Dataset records

** START **

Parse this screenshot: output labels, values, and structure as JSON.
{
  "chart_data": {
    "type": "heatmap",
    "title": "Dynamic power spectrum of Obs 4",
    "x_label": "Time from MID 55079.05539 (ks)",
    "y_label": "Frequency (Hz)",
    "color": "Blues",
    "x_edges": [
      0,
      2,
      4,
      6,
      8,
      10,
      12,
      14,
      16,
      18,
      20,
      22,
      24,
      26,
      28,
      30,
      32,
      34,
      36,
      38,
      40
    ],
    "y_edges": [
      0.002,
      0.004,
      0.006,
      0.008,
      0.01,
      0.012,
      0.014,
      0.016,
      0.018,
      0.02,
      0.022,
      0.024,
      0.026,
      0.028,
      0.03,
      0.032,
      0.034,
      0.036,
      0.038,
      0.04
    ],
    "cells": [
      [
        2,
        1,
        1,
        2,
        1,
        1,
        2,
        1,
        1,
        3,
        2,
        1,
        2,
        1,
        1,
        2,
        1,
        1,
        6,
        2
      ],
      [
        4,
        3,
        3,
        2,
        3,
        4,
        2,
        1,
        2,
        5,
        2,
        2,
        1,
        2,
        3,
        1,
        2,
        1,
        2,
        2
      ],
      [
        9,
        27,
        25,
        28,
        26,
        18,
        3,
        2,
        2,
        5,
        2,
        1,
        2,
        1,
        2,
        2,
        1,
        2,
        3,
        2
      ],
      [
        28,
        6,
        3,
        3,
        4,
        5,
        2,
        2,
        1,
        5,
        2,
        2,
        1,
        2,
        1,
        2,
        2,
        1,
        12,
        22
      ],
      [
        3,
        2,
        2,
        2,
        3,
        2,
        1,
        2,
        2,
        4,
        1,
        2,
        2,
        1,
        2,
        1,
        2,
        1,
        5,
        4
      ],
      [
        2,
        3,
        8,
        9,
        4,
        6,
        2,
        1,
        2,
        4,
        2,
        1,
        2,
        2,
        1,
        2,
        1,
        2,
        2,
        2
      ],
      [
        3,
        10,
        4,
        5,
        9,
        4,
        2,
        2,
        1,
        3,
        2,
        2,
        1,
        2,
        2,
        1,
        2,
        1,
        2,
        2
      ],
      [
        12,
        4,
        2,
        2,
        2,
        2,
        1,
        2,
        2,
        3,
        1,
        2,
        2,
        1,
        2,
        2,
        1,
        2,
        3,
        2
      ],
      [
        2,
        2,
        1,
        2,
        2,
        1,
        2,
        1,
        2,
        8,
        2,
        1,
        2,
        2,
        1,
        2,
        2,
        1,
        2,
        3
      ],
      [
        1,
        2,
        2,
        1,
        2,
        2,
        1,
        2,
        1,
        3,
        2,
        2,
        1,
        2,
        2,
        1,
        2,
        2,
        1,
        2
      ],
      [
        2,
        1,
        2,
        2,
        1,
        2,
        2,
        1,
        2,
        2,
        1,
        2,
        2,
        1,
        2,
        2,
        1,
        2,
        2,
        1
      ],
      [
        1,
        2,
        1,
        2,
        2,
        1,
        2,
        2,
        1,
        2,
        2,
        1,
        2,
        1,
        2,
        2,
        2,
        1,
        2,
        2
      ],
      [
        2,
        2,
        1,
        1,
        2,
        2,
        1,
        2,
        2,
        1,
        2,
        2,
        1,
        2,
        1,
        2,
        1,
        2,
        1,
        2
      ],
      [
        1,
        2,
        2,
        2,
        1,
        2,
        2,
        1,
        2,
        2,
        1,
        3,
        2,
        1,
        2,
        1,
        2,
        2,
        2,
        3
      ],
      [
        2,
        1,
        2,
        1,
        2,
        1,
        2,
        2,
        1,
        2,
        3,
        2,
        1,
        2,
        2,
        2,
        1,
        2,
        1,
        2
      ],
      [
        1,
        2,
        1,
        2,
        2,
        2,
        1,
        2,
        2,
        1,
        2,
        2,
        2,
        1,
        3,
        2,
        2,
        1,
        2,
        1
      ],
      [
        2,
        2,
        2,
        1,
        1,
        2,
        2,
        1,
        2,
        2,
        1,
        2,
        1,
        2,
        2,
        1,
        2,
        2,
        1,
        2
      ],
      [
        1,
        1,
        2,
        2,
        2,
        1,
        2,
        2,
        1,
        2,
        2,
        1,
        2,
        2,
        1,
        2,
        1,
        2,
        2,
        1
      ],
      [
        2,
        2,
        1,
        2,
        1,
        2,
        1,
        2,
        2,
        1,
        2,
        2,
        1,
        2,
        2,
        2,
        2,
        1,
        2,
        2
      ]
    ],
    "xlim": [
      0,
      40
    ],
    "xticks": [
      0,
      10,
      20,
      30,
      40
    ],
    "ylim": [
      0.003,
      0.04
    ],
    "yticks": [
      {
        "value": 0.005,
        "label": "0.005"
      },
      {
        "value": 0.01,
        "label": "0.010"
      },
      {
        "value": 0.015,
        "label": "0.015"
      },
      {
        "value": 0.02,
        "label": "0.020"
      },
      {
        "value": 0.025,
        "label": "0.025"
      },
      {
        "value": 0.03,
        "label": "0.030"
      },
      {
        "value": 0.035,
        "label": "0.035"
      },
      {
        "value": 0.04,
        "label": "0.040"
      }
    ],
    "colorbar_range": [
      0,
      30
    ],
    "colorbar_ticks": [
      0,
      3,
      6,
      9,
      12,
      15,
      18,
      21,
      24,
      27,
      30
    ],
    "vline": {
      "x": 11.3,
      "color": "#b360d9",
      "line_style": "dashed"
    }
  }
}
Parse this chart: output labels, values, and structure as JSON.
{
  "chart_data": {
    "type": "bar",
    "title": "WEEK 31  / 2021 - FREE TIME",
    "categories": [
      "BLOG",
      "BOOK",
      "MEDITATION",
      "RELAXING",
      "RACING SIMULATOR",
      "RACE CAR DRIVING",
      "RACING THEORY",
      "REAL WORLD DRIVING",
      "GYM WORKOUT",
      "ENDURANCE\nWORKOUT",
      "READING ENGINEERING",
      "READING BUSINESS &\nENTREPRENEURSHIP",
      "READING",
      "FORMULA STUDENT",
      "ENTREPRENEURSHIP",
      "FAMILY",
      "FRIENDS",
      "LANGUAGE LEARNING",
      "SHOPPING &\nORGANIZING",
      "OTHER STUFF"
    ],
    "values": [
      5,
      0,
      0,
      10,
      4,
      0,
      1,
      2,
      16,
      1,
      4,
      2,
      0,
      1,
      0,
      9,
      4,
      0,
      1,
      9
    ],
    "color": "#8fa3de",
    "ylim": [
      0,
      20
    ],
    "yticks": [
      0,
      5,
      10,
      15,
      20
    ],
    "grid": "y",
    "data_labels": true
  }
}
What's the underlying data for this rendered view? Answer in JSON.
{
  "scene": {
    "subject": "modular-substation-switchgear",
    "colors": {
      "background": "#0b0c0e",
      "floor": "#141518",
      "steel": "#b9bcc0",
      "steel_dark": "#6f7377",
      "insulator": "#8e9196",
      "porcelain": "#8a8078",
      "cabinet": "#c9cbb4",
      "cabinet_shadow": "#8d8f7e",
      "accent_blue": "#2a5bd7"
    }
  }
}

** END **

Written problem
Can you quote exactly the lines from the one containing "What's the underlying" through the last line of the records above, and nothing else?

Solution to this problem
What's the underlying data for this rendered view? Answer in JSON.
{
  "scene": {
    "subject": "modular-substation-switchgear",
    "colors": {
      "background": "#0b0c0e",
      "floor": "#141518",
      "steel": "#b9bcc0",
      "steel_dark": "#6f7377",
      "insulator": "#8e9196",
      "porcelain": "#8a8078",
      "cabinet": "#c9cbb4",
      "cabinet_shadow": "#8d8f7e",
      "accent_blue": "#2a5bd7"
    }
  }
}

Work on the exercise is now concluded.